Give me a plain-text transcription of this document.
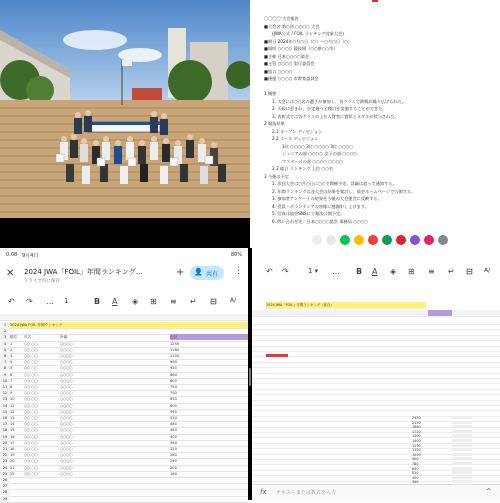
〇〇〇〇 大会報告
■大会名 第○回 ○○○○ 大会
(JWA公式 / FOIL ランキング対象大会)
■期日 2024年○月○日（○）〜○月○日（○）
■場所 ○○○○ 競技場（○○県○○市）
■主催 日本○○○○協会
■主管 ○○○○ 実行委員会
■協力 ○○○○
■後援 ○○○○ 市教育委員会
1 概要
1. 大会には○○名の選手が参加し、各クラスで熱戦が繰り広げられた。
2. 天候に恵まれ、予定通り全種目を実施することができた。
3. 表彰式では各クラスの上位入賞者に賞状とメダルが授与された。
2 競技結果
2.1 オープン ディビジョン
2.2 ユース ディビジョン
1位 ○○○○ 2位 ○○○○ 3位 ○○○○
ジュニアの部 ○○○○ 女子の部 ○○○○
マスターズの部 ○○○○ ○○○○
2.3 総合 ランキング 上位 ○○名
3 今後の予定
1. 次回大会は○月○日に○○で開催予定。詳細は追って通知する。
2. 年間ランキングは各大会の結果を集計し、協会ホームページで公開する。
3. 参加者アンケートの結果を今後の大会運営に反映する。
4. 役員・ボランティアの皆様に感謝申し上げます。
5. 写真は協会SNSにて順次公開予定。
6. 問い合わせ先：日本○○○○協会 事務局 ○○○○
0:08 9月4日	80%
✕ 2024 JWA「FOIL」年間ランキング...
ドライブ内に保存
+ 👤 共有 ⋮
↶ ↷ … 1	B A ◈ ⊞ ≡ ↵ ⊟ A/
1	2024 JWA FOIL 年間ランキング
2
3	順位	氏名	所属	合計
4	1	○○ ○○	○○○○	1250
5	2	○○ ○○	○○○○	1180
6	3	○○ ○○	○○○○	1100
7	4	○○ ○○	○○○○	980
8	5	○○ ○○	○○○○	920
9	6	○○ ○○	○○○○	860
10 7	○○ ○○	○○○○	800
11 8	○○ ○○	○○○○	750
12 9	○○ ○○	○○○○	700
13 10	○○ ○○	○○○○	650
14 11	○○ ○○	○○○○	600
15 12	○○ ○○	○○○○	560
16 13	○○ ○○	○○○○	520
17 14	○○ ○○	○○○○	480
18 15	○○ ○○	○○○○	440
19 16	○○ ○○	○○○○	400
20 17	○○ ○○	○○○○	360
21 18	○○ ○○	○○○○	320
22 19	○○ ○○	○○○○	280
23 20	○○ ○○	○○○○	240
24 21	○○ ○○	○○○○	200
25 22	○○ ○○	○○○○	160
26
27
28
29
↶ ↷	1 ▾ … B A ◈ ⊞ ≡ ↵ ⊟ A/
2024 JWA「FOIL」年間ランキング（総合）
2450
2150
1880
1720
1560
1400
1290
1150
1020
900
780
650
520
400
300
fx テキストまたは数式を入力	⌃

__What is being asked__
Select, from the listing, all lines that include the word "FOIL".

__Correct result__
(JWA公式 / FOIL ランキング対象大会)
✕ 2024 JWA「FOIL」年間ランキング...
1	2024 JWA FOIL 年間ランキング
2024 JWA「FOIL」年間ランキング（総合）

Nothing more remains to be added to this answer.